Do this: Type out the complete listing below word for word, without its pictures.

╭─ Records for this task

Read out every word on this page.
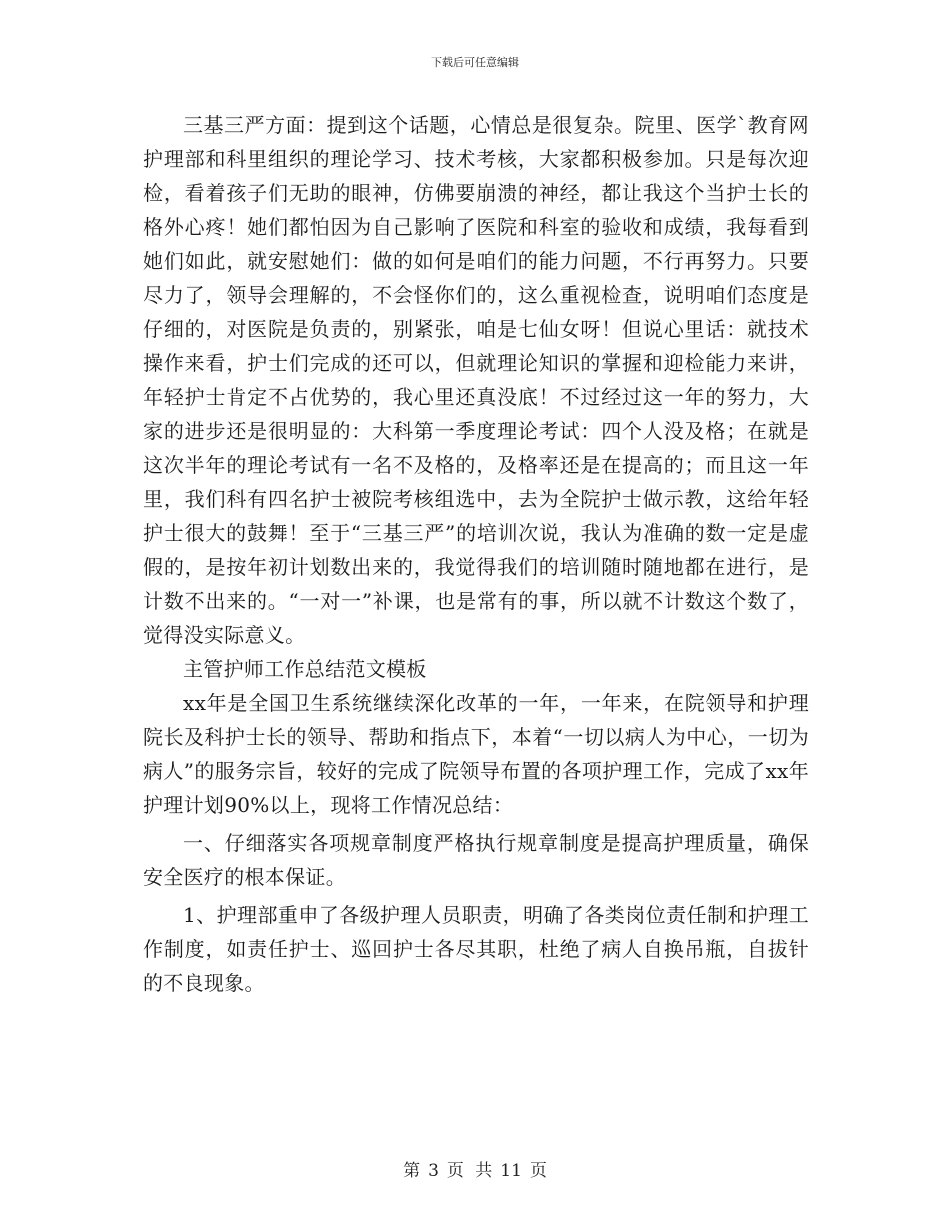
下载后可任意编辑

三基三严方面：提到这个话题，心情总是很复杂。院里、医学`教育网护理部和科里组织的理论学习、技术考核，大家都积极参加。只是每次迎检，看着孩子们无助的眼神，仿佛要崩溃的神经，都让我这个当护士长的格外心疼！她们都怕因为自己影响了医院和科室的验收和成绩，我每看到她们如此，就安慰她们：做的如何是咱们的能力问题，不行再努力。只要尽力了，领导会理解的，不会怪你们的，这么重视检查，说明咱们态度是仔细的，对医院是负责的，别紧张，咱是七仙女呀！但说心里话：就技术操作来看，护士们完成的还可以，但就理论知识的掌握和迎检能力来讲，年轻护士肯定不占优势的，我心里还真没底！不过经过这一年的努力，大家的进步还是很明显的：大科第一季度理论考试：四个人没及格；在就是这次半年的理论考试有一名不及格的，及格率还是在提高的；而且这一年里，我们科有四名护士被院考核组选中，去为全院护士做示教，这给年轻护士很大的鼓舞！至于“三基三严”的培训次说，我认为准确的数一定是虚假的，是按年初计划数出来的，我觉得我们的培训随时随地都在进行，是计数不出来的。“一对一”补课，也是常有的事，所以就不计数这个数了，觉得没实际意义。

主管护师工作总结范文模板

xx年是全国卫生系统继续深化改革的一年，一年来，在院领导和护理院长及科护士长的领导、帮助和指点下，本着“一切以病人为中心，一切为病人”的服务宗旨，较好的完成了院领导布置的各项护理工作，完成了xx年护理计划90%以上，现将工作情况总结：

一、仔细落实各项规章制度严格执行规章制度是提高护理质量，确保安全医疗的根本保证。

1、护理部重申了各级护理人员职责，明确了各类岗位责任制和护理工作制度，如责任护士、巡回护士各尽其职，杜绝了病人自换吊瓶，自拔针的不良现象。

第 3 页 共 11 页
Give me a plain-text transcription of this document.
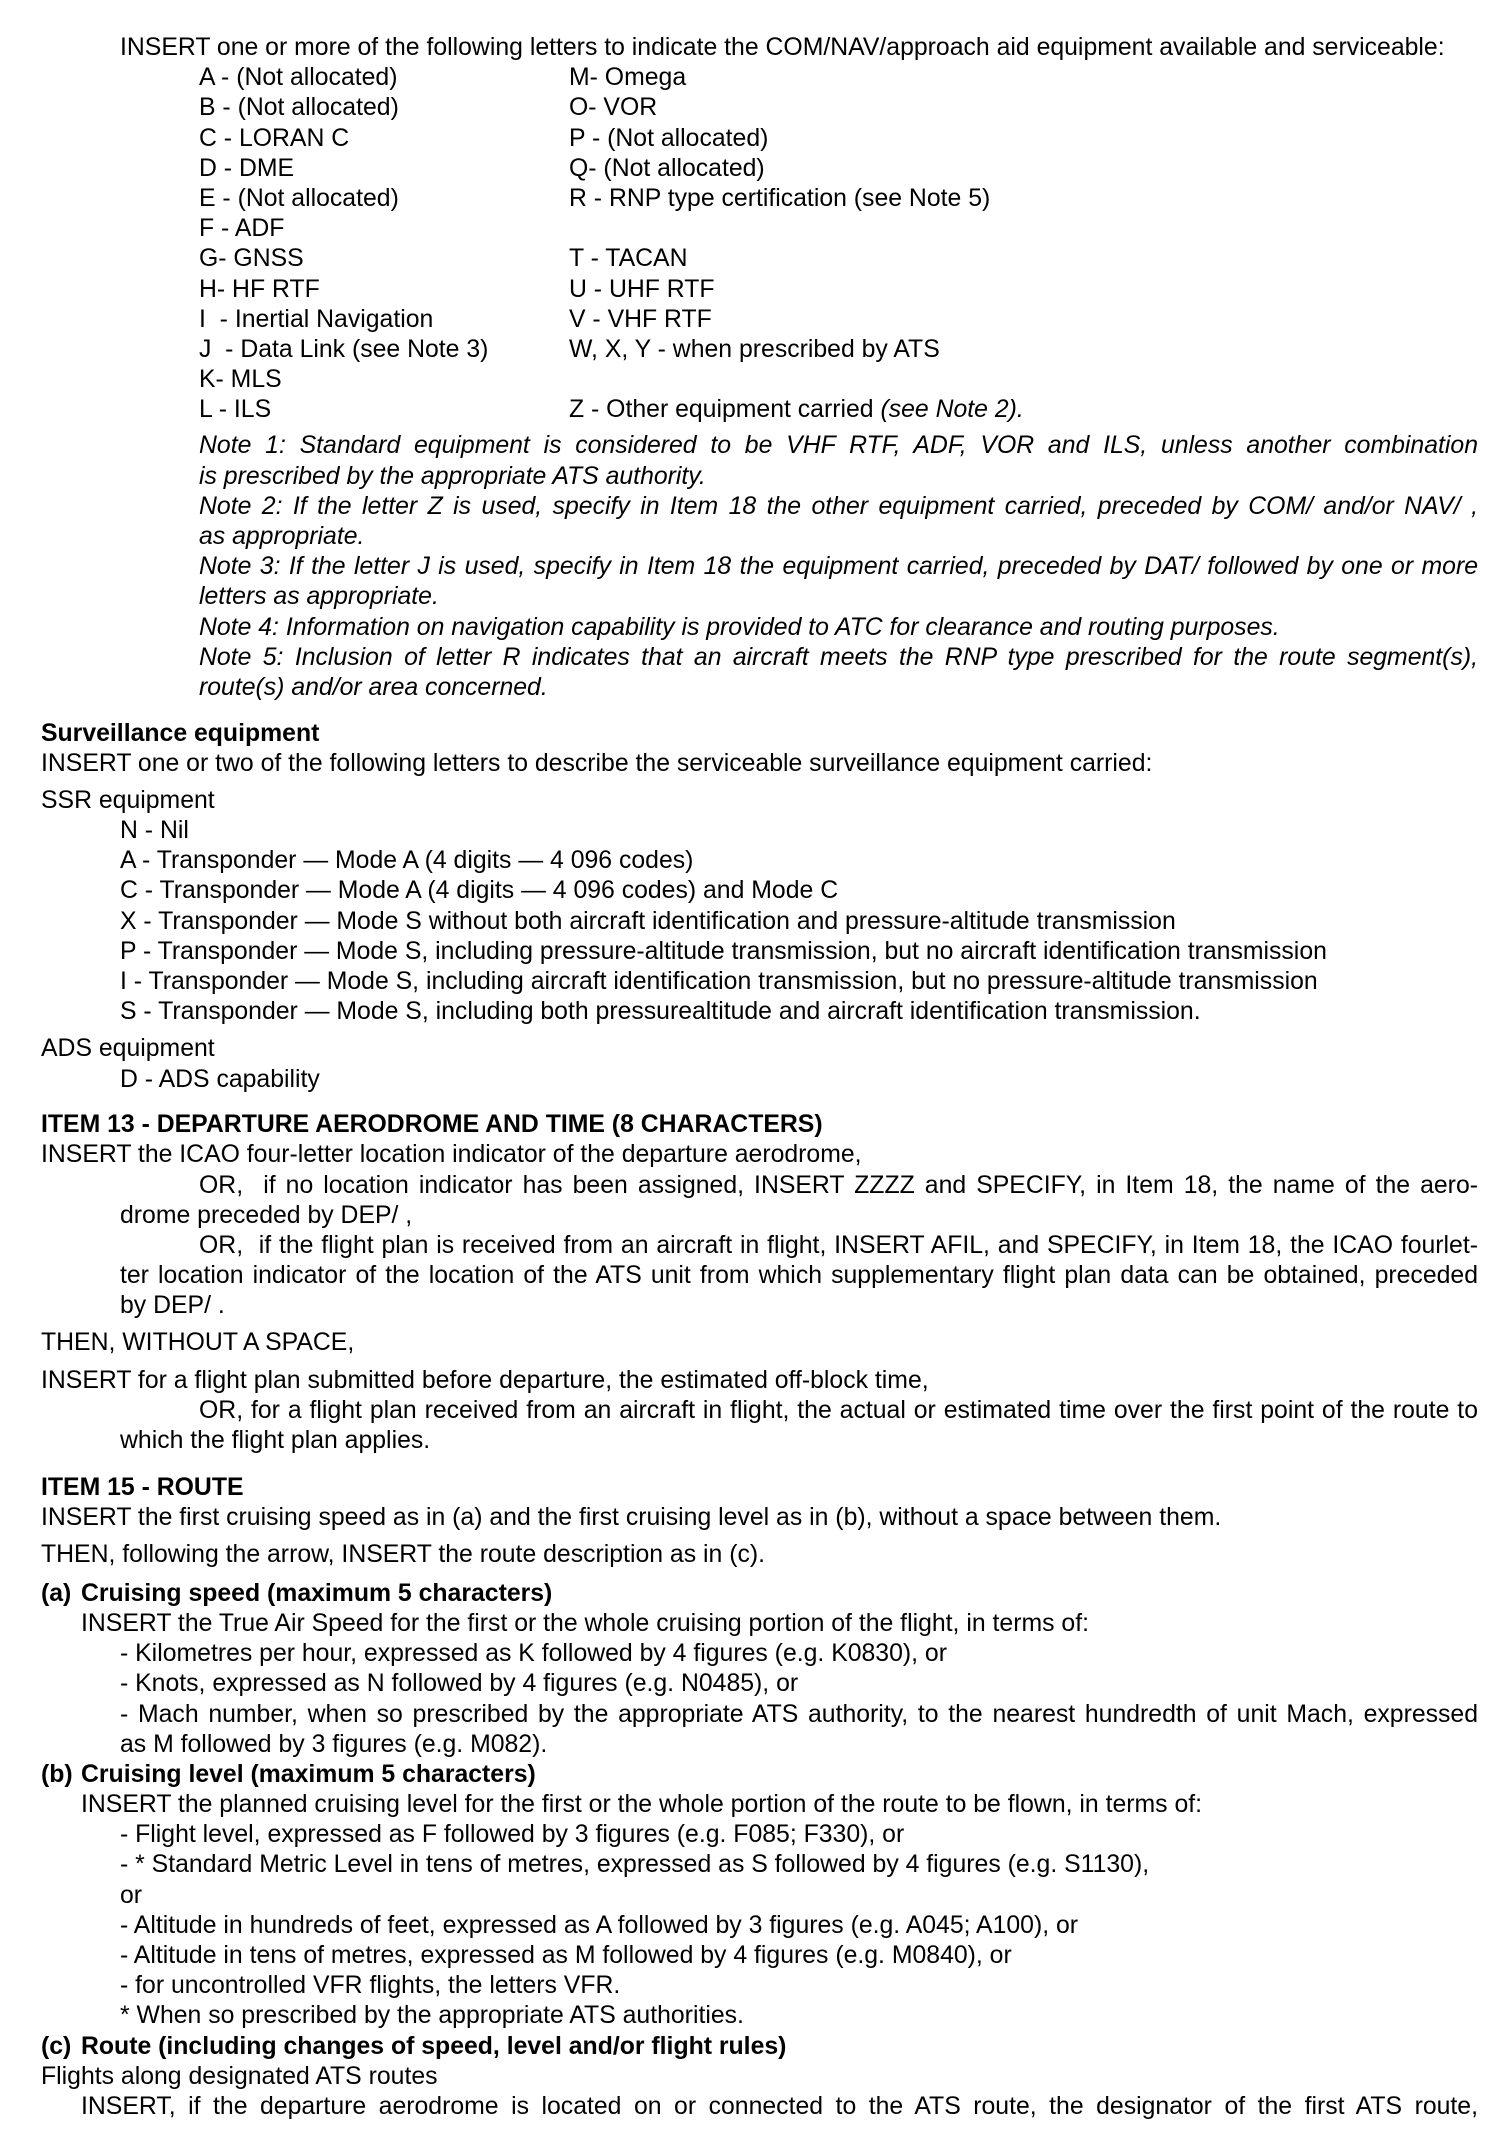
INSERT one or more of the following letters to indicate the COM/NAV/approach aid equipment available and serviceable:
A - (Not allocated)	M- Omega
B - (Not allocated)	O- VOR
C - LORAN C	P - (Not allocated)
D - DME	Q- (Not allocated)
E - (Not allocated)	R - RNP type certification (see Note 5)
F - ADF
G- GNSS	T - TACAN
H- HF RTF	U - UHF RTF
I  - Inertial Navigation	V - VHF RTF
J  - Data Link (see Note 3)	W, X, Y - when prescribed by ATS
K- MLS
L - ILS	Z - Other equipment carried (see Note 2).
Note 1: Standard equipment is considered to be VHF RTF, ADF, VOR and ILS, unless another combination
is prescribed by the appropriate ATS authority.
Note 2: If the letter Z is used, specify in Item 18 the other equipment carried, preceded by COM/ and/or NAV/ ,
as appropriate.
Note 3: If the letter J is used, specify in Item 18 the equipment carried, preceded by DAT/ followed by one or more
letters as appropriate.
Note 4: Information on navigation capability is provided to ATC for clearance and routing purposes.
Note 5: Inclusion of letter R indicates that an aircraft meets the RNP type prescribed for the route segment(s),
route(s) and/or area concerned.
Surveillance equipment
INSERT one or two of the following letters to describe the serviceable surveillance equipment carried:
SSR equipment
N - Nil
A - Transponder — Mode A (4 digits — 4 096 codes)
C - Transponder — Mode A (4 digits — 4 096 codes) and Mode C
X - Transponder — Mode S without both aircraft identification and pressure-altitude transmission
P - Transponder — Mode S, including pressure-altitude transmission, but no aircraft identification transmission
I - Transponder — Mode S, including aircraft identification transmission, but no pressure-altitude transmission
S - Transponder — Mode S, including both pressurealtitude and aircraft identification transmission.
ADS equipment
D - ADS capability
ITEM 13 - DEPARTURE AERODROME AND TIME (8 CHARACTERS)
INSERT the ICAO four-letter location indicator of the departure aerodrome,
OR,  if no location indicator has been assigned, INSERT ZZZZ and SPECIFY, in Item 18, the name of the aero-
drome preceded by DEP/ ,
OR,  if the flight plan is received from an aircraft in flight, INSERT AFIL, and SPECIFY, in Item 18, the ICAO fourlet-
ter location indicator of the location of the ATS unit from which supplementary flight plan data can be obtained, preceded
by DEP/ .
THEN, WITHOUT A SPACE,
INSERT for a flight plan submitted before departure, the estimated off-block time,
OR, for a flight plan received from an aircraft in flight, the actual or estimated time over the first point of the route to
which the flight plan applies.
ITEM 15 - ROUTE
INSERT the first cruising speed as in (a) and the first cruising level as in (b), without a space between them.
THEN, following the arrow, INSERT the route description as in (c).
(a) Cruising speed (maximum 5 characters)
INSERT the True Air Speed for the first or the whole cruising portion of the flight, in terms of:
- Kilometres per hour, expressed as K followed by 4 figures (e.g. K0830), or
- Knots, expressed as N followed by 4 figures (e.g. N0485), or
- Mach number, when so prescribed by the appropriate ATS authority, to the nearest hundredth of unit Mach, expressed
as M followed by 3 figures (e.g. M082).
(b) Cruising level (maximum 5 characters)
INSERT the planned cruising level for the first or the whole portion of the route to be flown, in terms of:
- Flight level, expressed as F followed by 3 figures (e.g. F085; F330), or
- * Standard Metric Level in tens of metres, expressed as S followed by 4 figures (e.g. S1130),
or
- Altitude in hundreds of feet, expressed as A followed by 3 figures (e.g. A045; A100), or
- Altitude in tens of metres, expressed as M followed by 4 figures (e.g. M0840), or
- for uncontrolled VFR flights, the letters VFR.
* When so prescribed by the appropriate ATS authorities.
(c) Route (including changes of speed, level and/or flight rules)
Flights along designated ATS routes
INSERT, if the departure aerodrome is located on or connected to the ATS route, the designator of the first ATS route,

╰─

Task solution:
Read out every word on this page.
下载后可任意编辑

三基三严方面：提到这个话题，心情总是很复杂。院里、医学`教育网护理部和科里组织的理论学习、技术考核，大家都积极参加。只是每次迎检，看着孩子们无助的眼神，仿佛要崩溃的神经，都让我这个当护士长的格外心疼！她们都怕因为自己影响了医院和科室的验收和成绩，我每看到她们如此，就安慰她们：做的如何是咱们的能力问题，不行再努力。只要尽力了，领导会理解的，不会怪你们的，这么重视检查，说明咱们态度是仔细的，对医院是负责的，别紧张，咱是七仙女呀！但说心里话：就技术操作来看，护士们完成的还可以，但就理论知识的掌握和迎检能力来讲，年轻护士肯定不占优势的，我心里还真没底！不过经过这一年的努力，大家的进步还是很明显的：大科第一季度理论考试：四个人没及格；在就是这次半年的理论考试有一名不及格的，及格率还是在提高的；而且这一年里，我们科有四名护士被院考核组选中，去为全院护士做示教，这给年轻护士很大的鼓舞！至于“三基三严”的培训次说，我认为准确的数一定是虚假的，是按年初计划数出来的，我觉得我们的培训随时随地都在进行，是计数不出来的。“一对一”补课，也是常有的事，所以就不计数这个数了，觉得没实际意义。

主管护师工作总结范文模板

xx年是全国卫生系统继续深化改革的一年，一年来，在院领导和护理院长及科护士长的领导、帮助和指点下，本着“一切以病人为中心，一切为病人”的服务宗旨，较好的完成了院领导布置的各项护理工作，完成了xx年护理计划90%以上，现将工作情况总结：

一、仔细落实各项规章制度严格执行规章制度是提高护理质量，确保安全医疗的根本保证。

1、护理部重申了各级护理人员职责，明确了各类岗位责任制和护理工作制度，如责任护士、巡回护士各尽其职，杜绝了病人自换吊瓶，自拔针的不良现象。

第 3 页 共 11 页
Give me a plain-text transcription of this document.
INSERT one or more of the following letters to indicate the COM/NAV/approach aid equipment available and serviceable:
A - (Not allocated)	M- Omega
B - (Not allocated)	O- VOR
C - LORAN C	P - (Not allocated)
D - DME	Q- (Not allocated)
E - (Not allocated)	R - RNP type certification (see Note 5)
F - ADF
G- GNSS	T - TACAN
H- HF RTF	U - UHF RTF
I  - Inertial Navigation	V - VHF RTF
J  - Data Link (see Note 3)	W, X, Y - when prescribed by ATS
K- MLS
L - ILS	Z - Other equipment carried (see Note 2).
Note 1: Standard equipment is considered to be VHF RTF, ADF, VOR and ILS, unless another combination
is prescribed by the appropriate ATS authority.
Note 2: If the letter Z is used, specify in Item 18 the other equipment carried, preceded by COM/ and/or NAV/ ,
as appropriate.
Note 3: If the letter J is used, specify in Item 18 the equipment carried, preceded by DAT/ followed by one or more
letters as appropriate.
Note 4: Information on navigation capability is provided to ATC for clearance and routing purposes.
Note 5: Inclusion of letter R indicates that an aircraft meets the RNP type prescribed for the route segment(s),
route(s) and/or area concerned.
Surveillance equipment
INSERT one or two of the following letters to describe the serviceable surveillance equipment carried:
SSR equipment
N - Nil
A - Transponder — Mode A (4 digits — 4 096 codes)
C - Transponder — Mode A (4 digits — 4 096 codes) and Mode C
X - Transponder — Mode S without both aircraft identification and pressure-altitude transmission
P - Transponder — Mode S, including pressure-altitude transmission, but no aircraft identification transmission
I - Transponder — Mode S, including aircraft identification transmission, but no pressure-altitude transmission
S - Transponder — Mode S, including both pressurealtitude and aircraft identification transmission.
ADS equipment
D - ADS capability
ITEM 13 - DEPARTURE AERODROME AND TIME (8 CHARACTERS)
INSERT the ICAO four-letter location indicator of the departure aerodrome,
OR,  if no location indicator has been assigned, INSERT ZZZZ and SPECIFY, in Item 18, the name of the aero-
drome preceded by DEP/ ,
OR,  if the flight plan is received from an aircraft in flight, INSERT AFIL, and SPECIFY, in Item 18, the ICAO fourlet-
ter location indicator of the location of the ATS unit from which supplementary flight plan data can be obtained, preceded
by DEP/ .
THEN, WITHOUT A SPACE,
INSERT for a flight plan submitted before departure, the estimated off-block time,
OR, for a flight plan received from an aircraft in flight, the actual or estimated time over the first point of the route to
which the flight plan applies.
ITEM 15 - ROUTE
INSERT the first cruising speed as in (a) and the first cruising level as in (b), without a space between them.
THEN, following the arrow, INSERT the route description as in (c).
(a) Cruising speed (maximum 5 characters)
INSERT the True Air Speed for the first or the whole cruising portion of the flight, in terms of:
- Kilometres per hour, expressed as K followed by 4 figures (e.g. K0830), or
- Knots, expressed as N followed by 4 figures (e.g. N0485), or
- Mach number, when so prescribed by the appropriate ATS authority, to the nearest hundredth of unit Mach, expressed
as M followed by 3 figures (e.g. M082).
(b) Cruising level (maximum 5 characters)
INSERT the planned cruising level for the first or the whole portion of the route to be flown, in terms of:
- Flight level, expressed as F followed by 3 figures (e.g. F085; F330), or
- * Standard Metric Level in tens of metres, expressed as S followed by 4 figures (e.g. S1130),
or
- Altitude in hundreds of feet, expressed as A followed by 3 figures (e.g. A045; A100), or
- Altitude in tens of metres, expressed as M followed by 4 figures (e.g. M0840), or
- for uncontrolled VFR flights, the letters VFR.
* When so prescribed by the appropriate ATS authorities.
(c) Route (including changes of speed, level and/or flight rules)
Flights along designated ATS routes
INSERT, if the departure aerodrome is located on or connected to the ATS route, the designator of the first ATS route,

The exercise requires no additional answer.